-- Begin Dataset records --

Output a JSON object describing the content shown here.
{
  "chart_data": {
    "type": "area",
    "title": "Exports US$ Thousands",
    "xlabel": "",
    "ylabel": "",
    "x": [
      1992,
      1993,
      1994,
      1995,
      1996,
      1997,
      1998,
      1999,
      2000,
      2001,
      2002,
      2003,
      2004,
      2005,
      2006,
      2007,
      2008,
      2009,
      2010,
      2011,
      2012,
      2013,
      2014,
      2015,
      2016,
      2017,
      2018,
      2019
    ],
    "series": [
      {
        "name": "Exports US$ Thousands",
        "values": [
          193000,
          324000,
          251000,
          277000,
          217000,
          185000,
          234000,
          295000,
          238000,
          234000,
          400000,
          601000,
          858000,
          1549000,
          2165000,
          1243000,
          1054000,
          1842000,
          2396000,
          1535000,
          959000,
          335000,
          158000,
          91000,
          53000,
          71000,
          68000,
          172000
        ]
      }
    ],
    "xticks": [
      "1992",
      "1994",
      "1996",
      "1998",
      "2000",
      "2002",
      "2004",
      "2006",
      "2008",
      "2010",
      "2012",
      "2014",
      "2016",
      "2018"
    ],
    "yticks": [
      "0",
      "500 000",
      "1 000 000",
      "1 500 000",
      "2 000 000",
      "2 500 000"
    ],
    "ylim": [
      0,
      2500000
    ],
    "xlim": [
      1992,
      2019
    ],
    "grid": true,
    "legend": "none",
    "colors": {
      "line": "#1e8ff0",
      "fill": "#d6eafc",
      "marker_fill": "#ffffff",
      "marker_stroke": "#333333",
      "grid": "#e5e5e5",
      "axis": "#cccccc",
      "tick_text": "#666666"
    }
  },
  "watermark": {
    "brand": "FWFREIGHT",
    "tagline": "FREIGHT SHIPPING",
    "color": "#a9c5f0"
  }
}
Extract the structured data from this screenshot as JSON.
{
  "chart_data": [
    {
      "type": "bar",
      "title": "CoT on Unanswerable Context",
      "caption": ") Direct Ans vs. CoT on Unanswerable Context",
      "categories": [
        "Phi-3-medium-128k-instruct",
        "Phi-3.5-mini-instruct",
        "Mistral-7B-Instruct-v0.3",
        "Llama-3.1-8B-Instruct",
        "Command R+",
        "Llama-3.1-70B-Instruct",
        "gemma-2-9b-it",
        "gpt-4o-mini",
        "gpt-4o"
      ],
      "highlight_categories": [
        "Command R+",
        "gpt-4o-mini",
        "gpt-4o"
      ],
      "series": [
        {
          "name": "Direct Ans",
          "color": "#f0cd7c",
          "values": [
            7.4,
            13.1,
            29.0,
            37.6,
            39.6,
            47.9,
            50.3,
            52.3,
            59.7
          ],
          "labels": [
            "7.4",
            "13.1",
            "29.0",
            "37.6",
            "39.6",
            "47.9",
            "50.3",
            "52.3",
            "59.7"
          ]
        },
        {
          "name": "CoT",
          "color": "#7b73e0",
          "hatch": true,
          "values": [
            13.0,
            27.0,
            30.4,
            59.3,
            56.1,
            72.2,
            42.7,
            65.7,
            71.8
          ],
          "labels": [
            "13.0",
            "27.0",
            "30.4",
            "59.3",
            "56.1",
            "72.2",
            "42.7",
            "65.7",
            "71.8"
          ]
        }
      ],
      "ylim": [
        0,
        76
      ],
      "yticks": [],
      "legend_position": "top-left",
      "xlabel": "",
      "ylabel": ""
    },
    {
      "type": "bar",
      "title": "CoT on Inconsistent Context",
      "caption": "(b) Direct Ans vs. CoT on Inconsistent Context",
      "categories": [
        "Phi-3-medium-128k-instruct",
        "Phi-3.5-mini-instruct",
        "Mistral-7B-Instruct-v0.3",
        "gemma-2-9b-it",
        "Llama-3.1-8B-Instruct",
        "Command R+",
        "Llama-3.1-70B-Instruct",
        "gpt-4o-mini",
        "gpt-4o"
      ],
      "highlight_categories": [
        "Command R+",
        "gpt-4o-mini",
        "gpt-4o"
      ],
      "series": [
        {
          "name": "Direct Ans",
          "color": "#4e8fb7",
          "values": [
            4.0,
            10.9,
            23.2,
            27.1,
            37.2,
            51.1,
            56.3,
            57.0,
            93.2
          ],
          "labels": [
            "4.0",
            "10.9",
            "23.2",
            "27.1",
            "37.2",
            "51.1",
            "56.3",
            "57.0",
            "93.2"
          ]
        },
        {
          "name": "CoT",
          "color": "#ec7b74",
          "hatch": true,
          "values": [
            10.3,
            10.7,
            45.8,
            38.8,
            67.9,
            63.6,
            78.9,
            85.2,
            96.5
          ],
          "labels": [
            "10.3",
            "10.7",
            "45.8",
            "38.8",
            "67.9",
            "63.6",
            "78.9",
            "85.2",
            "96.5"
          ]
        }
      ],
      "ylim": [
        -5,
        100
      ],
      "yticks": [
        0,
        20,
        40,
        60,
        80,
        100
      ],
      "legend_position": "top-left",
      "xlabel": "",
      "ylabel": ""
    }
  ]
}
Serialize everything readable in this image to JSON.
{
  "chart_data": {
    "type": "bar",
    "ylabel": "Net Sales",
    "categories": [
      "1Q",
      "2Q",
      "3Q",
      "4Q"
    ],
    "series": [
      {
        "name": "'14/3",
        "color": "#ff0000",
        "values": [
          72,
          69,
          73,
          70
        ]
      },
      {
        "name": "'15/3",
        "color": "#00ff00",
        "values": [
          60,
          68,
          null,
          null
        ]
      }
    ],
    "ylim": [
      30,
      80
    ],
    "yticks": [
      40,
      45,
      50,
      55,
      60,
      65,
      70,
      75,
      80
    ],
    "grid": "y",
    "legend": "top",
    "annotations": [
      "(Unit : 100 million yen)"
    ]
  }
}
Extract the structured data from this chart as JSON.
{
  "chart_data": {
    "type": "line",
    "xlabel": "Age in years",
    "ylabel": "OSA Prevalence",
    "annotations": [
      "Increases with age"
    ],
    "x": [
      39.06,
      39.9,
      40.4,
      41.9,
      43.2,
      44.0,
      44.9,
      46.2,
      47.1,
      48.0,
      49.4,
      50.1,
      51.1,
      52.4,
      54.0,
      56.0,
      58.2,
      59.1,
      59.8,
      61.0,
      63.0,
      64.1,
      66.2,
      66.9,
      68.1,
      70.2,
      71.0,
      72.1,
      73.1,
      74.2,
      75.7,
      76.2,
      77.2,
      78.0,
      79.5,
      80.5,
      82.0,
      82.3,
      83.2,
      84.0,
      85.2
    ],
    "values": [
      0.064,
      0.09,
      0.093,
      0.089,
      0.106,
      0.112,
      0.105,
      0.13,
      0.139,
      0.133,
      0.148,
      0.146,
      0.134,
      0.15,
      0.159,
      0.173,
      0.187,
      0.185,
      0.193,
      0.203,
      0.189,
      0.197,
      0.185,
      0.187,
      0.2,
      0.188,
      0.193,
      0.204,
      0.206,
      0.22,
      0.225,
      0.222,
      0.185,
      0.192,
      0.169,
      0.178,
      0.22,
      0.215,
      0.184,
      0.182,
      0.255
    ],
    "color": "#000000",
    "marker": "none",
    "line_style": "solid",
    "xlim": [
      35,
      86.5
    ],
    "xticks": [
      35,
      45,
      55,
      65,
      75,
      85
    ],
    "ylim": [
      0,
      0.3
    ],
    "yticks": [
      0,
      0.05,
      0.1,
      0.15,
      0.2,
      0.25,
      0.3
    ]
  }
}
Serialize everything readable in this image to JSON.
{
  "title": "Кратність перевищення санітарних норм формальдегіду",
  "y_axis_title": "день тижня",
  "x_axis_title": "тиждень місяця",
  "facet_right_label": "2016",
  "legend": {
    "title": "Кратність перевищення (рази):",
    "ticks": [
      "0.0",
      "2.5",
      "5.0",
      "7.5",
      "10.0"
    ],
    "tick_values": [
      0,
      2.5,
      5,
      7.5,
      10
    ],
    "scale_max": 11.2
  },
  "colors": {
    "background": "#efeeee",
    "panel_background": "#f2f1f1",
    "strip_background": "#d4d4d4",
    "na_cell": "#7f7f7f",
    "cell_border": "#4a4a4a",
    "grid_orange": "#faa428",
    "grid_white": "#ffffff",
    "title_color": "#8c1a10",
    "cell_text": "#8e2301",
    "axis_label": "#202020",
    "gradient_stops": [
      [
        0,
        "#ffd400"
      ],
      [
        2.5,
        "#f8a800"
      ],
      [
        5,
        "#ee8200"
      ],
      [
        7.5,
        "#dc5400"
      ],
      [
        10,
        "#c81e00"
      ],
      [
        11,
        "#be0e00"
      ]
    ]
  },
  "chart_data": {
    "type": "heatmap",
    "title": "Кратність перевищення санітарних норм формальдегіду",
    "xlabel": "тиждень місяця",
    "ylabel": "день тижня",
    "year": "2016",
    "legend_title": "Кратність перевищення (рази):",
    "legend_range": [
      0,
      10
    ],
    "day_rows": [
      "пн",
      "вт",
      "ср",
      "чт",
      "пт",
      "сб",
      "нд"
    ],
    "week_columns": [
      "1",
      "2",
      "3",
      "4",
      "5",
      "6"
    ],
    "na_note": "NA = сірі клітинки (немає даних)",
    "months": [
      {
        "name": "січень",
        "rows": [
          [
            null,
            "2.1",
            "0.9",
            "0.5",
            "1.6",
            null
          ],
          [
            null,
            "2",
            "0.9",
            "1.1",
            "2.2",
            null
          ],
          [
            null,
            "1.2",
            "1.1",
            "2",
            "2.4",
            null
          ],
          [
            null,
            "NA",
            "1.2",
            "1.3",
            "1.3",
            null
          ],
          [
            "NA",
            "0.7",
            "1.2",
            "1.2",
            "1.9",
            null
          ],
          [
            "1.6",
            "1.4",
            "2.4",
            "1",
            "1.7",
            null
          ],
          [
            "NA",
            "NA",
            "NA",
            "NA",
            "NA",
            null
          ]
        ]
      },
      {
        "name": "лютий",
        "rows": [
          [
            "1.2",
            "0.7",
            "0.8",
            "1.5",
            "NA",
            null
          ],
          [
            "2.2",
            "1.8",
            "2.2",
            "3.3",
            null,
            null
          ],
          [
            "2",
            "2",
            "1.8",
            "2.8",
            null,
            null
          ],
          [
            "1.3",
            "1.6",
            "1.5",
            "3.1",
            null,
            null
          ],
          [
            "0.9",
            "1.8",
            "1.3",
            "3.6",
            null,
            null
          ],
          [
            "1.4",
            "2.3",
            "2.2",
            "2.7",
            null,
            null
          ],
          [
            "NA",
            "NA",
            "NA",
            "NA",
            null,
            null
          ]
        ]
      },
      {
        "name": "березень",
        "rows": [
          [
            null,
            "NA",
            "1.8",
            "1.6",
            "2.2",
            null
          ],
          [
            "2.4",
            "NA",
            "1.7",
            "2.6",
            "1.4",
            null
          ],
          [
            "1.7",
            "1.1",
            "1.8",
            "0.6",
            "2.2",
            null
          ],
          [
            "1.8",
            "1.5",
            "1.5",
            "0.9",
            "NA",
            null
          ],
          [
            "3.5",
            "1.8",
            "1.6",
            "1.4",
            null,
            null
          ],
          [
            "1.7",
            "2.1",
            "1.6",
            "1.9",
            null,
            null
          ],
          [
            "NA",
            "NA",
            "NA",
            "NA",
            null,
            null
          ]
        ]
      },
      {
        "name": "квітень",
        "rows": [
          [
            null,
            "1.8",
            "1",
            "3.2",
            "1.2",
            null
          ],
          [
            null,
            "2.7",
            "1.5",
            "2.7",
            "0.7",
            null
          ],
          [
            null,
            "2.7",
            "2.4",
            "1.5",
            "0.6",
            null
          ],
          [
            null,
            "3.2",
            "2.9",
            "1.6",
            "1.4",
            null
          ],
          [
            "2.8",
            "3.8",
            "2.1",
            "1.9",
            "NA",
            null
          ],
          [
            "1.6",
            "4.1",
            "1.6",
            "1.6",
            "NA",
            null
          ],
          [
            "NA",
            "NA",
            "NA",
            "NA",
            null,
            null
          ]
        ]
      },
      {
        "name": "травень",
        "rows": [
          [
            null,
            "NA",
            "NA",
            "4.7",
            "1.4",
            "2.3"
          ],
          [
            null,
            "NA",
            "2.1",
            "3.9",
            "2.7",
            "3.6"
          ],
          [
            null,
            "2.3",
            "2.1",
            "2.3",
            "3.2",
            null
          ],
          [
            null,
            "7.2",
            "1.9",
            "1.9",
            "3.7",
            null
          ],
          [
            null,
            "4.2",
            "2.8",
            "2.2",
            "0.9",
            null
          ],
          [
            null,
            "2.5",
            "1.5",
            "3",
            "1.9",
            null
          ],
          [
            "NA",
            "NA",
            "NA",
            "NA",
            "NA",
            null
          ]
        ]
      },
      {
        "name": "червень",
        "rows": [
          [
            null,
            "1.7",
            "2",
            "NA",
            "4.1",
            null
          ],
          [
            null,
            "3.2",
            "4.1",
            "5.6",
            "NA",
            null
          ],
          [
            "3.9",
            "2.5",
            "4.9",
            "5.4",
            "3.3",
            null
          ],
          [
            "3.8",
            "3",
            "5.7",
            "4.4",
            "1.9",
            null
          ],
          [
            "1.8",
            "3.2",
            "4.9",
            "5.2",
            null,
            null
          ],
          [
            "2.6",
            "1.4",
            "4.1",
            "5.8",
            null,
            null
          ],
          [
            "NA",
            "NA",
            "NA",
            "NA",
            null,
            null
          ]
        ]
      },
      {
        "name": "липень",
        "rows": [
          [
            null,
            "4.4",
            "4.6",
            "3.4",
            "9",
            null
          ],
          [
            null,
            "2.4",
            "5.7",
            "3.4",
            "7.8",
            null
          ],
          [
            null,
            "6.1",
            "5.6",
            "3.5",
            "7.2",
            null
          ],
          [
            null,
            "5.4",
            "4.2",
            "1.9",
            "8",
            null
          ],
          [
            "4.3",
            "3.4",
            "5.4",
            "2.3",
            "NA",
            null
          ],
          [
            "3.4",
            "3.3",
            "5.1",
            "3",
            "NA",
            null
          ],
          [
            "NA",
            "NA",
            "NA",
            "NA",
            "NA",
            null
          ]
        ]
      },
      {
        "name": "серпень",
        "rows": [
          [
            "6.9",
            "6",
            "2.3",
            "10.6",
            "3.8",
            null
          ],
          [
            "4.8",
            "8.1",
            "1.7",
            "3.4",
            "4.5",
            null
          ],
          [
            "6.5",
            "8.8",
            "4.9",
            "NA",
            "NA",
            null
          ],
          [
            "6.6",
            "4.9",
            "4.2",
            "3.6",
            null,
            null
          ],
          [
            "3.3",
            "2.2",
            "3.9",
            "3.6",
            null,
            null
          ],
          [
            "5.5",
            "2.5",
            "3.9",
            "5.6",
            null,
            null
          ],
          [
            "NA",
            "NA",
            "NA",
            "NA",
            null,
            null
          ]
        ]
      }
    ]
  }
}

-- End Dataset records --

_What is needed_:
Search the data for "норм" and list every line in which it occurs.

_Solved problem_:
  "title": "Кратність перевищення санітарних норм формальдегіду",
    "title": "Кратність перевищення санітарних норм формальдегіду",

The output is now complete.